Dataset records:
□ □ □

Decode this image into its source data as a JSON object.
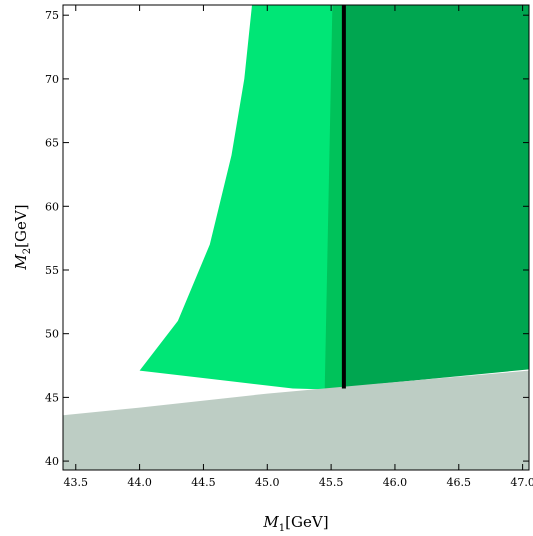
{
  "chart_data": {
    "type": "area",
    "xlim": [
      43.4,
      47.05
    ],
    "ylim": [
      39.3,
      75.8
    ],
    "x_ticks": [
      "43.5",
      "44.0",
      "44.5",
      "45.0",
      "45.5",
      "46.0",
      "46.5",
      "47.0"
    ],
    "y_ticks": [
      "40",
      "45",
      "50",
      "55",
      "60",
      "65",
      "70",
      "75"
    ],
    "xlabel": {
      "symbol": "M",
      "sub": "1",
      "unit": "[GeV]"
    },
    "ylabel": {
      "symbol": "M",
      "sub": "2",
      "unit": "[GeV]"
    },
    "grid": false,
    "regions": [
      {
        "fill": "#00e676",
        "points": [
          [
            44.0,
            47.1
          ],
          [
            44.3,
            51.0
          ],
          [
            44.55,
            57.0
          ],
          [
            44.72,
            64.0
          ],
          [
            44.82,
            70.0
          ],
          [
            44.88,
            75.8
          ],
          [
            45.51,
            75.8
          ],
          [
            45.55,
            45.6
          ],
          [
            45.2,
            45.7
          ],
          [
            44.0,
            47.1
          ]
        ]
      },
      {
        "fill": "#00c25a",
        "points": [
          [
            45.51,
            75.8
          ],
          [
            45.6,
            75.8
          ],
          [
            45.6,
            45.6
          ],
          [
            45.45,
            45.55
          ],
          [
            45.51,
            75.8
          ]
        ]
      },
      {
        "fill": "#00a650",
        "points": [
          [
            45.6,
            75.8
          ],
          [
            47.05,
            75.8
          ],
          [
            47.05,
            47.2
          ],
          [
            45.6,
            45.8
          ],
          [
            45.6,
            75.8
          ]
        ]
      },
      {
        "fill": "#bdcdc4",
        "points": [
          [
            43.4,
            39.3
          ],
          [
            47.05,
            39.3
          ],
          [
            47.05,
            47.1
          ],
          [
            46.0,
            46.2
          ],
          [
            45.0,
            45.3
          ],
          [
            44.0,
            44.2
          ],
          [
            43.4,
            43.6
          ],
          [
            43.4,
            39.3
          ]
        ]
      }
    ],
    "vertical_lines": [
      {
        "x": 45.6,
        "y_from": 45.7,
        "y_to": 75.8,
        "color": "#000000"
      }
    ]
  }
}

□ □ □

## Written task
Copy out all the data exactly; skip the pictures.

## Written response
Decode this image into its source data as a JSON object.
{
  "chart_data": {
    "type": "area",
    "xlim": [
      43.4,
      47.05
    ],
    "ylim": [
      39.3,
      75.8
    ],
    "x_ticks": [
      "43.5",
      "44.0",
      "44.5",
      "45.0",
      "45.5",
      "46.0",
      "46.5",
      "47.0"
    ],
    "y_ticks": [
      "40",
      "45",
      "50",
      "55",
      "60",
      "65",
      "70",
      "75"
    ],
    "xlabel": {
      "symbol": "M",
      "sub": "1",
      "unit": "[GeV]"
    },
    "ylabel": {
      "symbol": "M",
      "sub": "2",
      "unit": "[GeV]"
    },
    "grid": false,
    "regions": [
      {
        "fill": "#00e676",
        "points": [
          [
            44.0,
            47.1
          ],
          [
            44.3,
            51.0
          ],
          [
            44.55,
            57.0
          ],
          [
            44.72,
            64.0
          ],
          [
            44.82,
            70.0
          ],
          [
            44.88,
            75.8
          ],
          [
            45.51,
            75.8
          ],
          [
            45.55,
            45.6
          ],
          [
            45.2,
            45.7
          ],
          [
            44.0,
            47.1
          ]
        ]
      },
      {
        "fill": "#00c25a",
        "points": [
          [
            45.51,
            75.8
          ],
          [
            45.6,
            75.8
          ],
          [
            45.6,
            45.6
          ],
          [
            45.45,
            45.55
          ],
          [
            45.51,
            75.8
          ]
        ]
      },
      {
        "fill": "#00a650",
        "points": [
          [
            45.6,
            75.8
          ],
          [
            47.05,
            75.8
          ],
          [
            47.05,
            47.2
          ],
          [
            45.6,
            45.8
          ],
          [
            45.6,
            75.8
          ]
        ]
      },
      {
        "fill": "#bdcdc4",
        "points": [
          [
            43.4,
            39.3
          ],
          [
            47.05,
            39.3
          ],
          [
            47.05,
            47.1
          ],
          [
            46.0,
            46.2
          ],
          [
            45.0,
            45.3
          ],
          [
            44.0,
            44.2
          ],
          [
            43.4,
            43.6
          ],
          [
            43.4,
            39.3
          ]
        ]
      }
    ],
    "vertical_lines": [
      {
        "x": 45.6,
        "y_from": 45.7,
        "y_to": 75.8,
        "color": "#000000"
      }
    ]
  }
}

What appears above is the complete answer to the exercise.